(Data records)
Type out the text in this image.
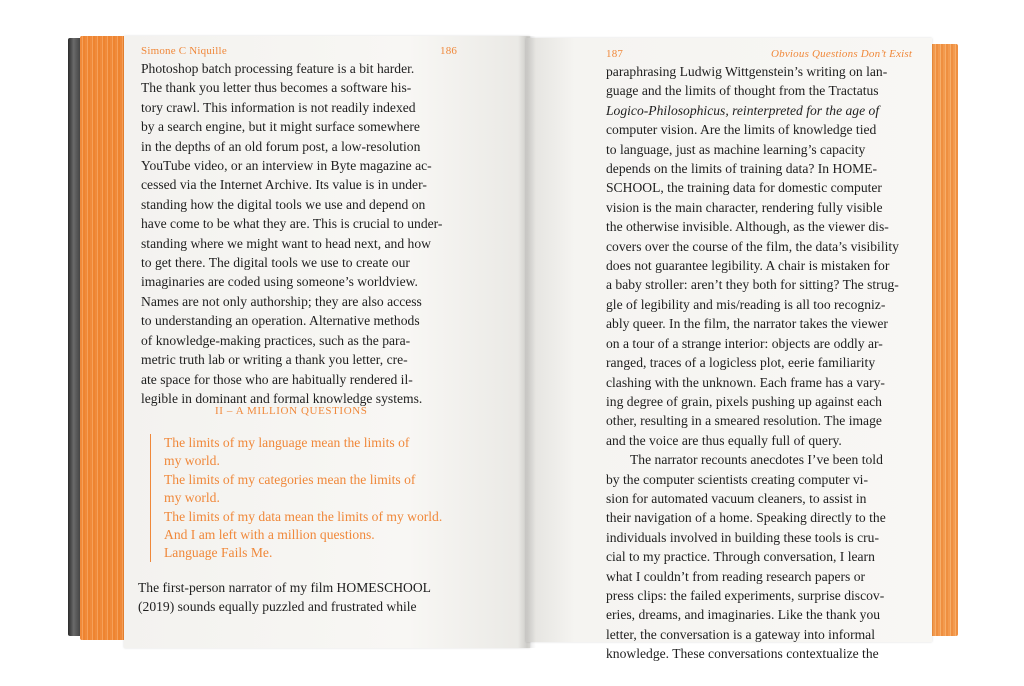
Simone C Niquille	186
Photoshop batch processing feature is a bit harder.
The thank you letter thus becomes a software his-
tory crawl. This information is not readily indexed
by a search engine, but it might surface somewhere
in the depths of an old forum post, a low-resolution
YouTube video, or an interview in Byte magazine ac-
cessed via the Internet Archive. Its value is in under-
standing how the digital tools we use and depend on
have come to be what they are. This is crucial to under-
standing where we might want to head next, and how
to get there. The digital tools we use to create our
imaginaries are coded using someone’s worldview.
Names are not only authorship; they are also access
to understanding an operation. Alternative methods
of knowledge-making practices, such as the para-
metric truth lab or writing a thank you letter, cre-
ate space for those who are habitually rendered il-
legible in dominant and formal knowledge systems.
II – A MILLION QUESTIONS
The limits of my language mean the limits of
my world.
The limits of my categories mean the limits of
my world.
The limits of my data mean the limits of my world.
And I am left with a million questions.
Language Fails Me.
The first-person narrator of my film HOMESCHOOL
(2019) sounds equally puzzled and frustrated while
187	Obvious Questions Don’t Exist
paraphrasing Ludwig Wittgenstein’s writing on lan-
guage and the limits of thought from the Tractatus
Logico-Philosophicus, reinterpreted for the age of
computer vision. Are the limits of knowledge tied
to language, just as machine learning’s capacity
depends on the limits of training data? In HOME-
SCHOOL, the training data for domestic computer
vision is the main character, rendering fully visible
the otherwise invisible. Although, as the viewer dis-
covers over the course of the film, the data’s visibility
does not guarantee legibility. A chair is mistaken for
a baby stroller: aren’t they both for sitting? The strug-
gle of legibility and mis/reading is all too recogniz-
ably queer. In the film, the narrator takes the viewer
on a tour of a strange interior: objects are oddly ar-
ranged, traces of a logicless plot, eerie familiarity
clashing with the unknown. Each frame has a vary-
ing degree of grain, pixels pushing up against each
other, resulting in a smeared resolution. The image
and the voice are thus equally full of query.
The narrator recounts anecdotes I’ve been told
by the computer scientists creating computer vi-
sion for automated vacuum cleaners, to assist in
their navigation of a home. Speaking directly to the
individuals involved in building these tools is cru-
cial to my practice. Through conversation, I learn
what I couldn’t from reading research papers or
press clips: the failed experiments, surprise discov-
eries, dreams, and imaginaries. Like the thank you
letter, the conversation is a gateway into informal
knowledge. These conversations contextualize the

Your task:
Leave out the pictures and print every line of the data exactly.

Answer for this exercise:
Type out the text in this image.
Simone C Niquille	186
Photoshop batch processing feature is a bit harder.
The thank you letter thus becomes a software his-
tory crawl. This information is not readily indexed
by a search engine, but it might surface somewhere
in the depths of an old forum post, a low-resolution
YouTube video, or an interview in Byte magazine ac-
cessed via the Internet Archive. Its value is in under-
standing how the digital tools we use and depend on
have come to be what they are. This is crucial to under-
standing where we might want to head next, and how
to get there. The digital tools we use to create our
imaginaries are coded using someone’s worldview.
Names are not only authorship; they are also access
to understanding an operation. Alternative methods
of knowledge-making practices, such as the para-
metric truth lab or writing a thank you letter, cre-
ate space for those who are habitually rendered il-
legible in dominant and formal knowledge systems.
II – A MILLION QUESTIONS
The limits of my language mean the limits of
my world.
The limits of my categories mean the limits of
my world.
The limits of my data mean the limits of my world.
And I am left with a million questions.
Language Fails Me.
The first-person narrator of my film HOMESCHOOL
(2019) sounds equally puzzled and frustrated while
187	Obvious Questions Don’t Exist
paraphrasing Ludwig Wittgenstein’s writing on lan-
guage and the limits of thought from the Tractatus
Logico-Philosophicus, reinterpreted for the age of
computer vision. Are the limits of knowledge tied
to language, just as machine learning’s capacity
depends on the limits of training data? In HOME-
SCHOOL, the training data for domestic computer
vision is the main character, rendering fully visible
the otherwise invisible. Although, as the viewer dis-
covers over the course of the film, the data’s visibility
does not guarantee legibility. A chair is mistaken for
a baby stroller: aren’t they both for sitting? The strug-
gle of legibility and mis/reading is all too recogniz-
ably queer. In the film, the narrator takes the viewer
on a tour of a strange interior: objects are oddly ar-
ranged, traces of a logicless plot, eerie familiarity
clashing with the unknown. Each frame has a vary-
ing degree of grain, pixels pushing up against each
other, resulting in a smeared resolution. The image
and the voice are thus equally full of query.
The narrator recounts anecdotes I’ve been told
by the computer scientists creating computer vi-
sion for automated vacuum cleaners, to assist in
their navigation of a home. Speaking directly to the
individuals involved in building these tools is cru-
cial to my practice. Through conversation, I learn
what I couldn’t from reading research papers or
press clips: the failed experiments, surprise discov-
eries, dreams, and imaginaries. Like the thank you
letter, the conversation is a gateway into informal
knowledge. These conversations contextualize the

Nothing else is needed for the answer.